# The task
Identify, in the records below, every line where the string "this" appears, and copy each such line.

══════════

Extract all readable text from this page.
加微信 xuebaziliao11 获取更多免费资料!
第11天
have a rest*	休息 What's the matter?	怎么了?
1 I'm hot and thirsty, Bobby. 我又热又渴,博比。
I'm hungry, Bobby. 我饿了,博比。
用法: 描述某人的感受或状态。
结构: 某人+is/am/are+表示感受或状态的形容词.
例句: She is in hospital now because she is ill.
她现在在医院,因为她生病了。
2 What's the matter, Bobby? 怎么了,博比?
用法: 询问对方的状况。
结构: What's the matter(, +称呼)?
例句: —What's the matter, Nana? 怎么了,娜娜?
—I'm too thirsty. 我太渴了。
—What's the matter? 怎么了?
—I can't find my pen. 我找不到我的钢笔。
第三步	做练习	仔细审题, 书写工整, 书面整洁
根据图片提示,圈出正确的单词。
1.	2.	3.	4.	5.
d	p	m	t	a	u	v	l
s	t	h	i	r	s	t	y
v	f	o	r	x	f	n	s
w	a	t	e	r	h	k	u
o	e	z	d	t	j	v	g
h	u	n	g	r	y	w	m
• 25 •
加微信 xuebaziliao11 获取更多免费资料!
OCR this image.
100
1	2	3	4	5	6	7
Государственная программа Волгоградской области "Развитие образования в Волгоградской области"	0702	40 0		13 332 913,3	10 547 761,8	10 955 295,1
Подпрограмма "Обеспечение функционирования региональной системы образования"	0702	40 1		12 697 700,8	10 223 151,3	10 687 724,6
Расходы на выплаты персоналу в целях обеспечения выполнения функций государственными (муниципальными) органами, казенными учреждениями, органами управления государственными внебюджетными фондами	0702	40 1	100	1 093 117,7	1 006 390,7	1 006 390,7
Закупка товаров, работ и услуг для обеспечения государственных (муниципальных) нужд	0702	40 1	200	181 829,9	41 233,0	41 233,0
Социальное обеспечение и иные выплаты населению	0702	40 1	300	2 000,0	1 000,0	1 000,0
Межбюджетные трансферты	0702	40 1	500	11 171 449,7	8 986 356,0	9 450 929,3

══════════

# Correct output
Extract all readable text from this page.
OCR this image.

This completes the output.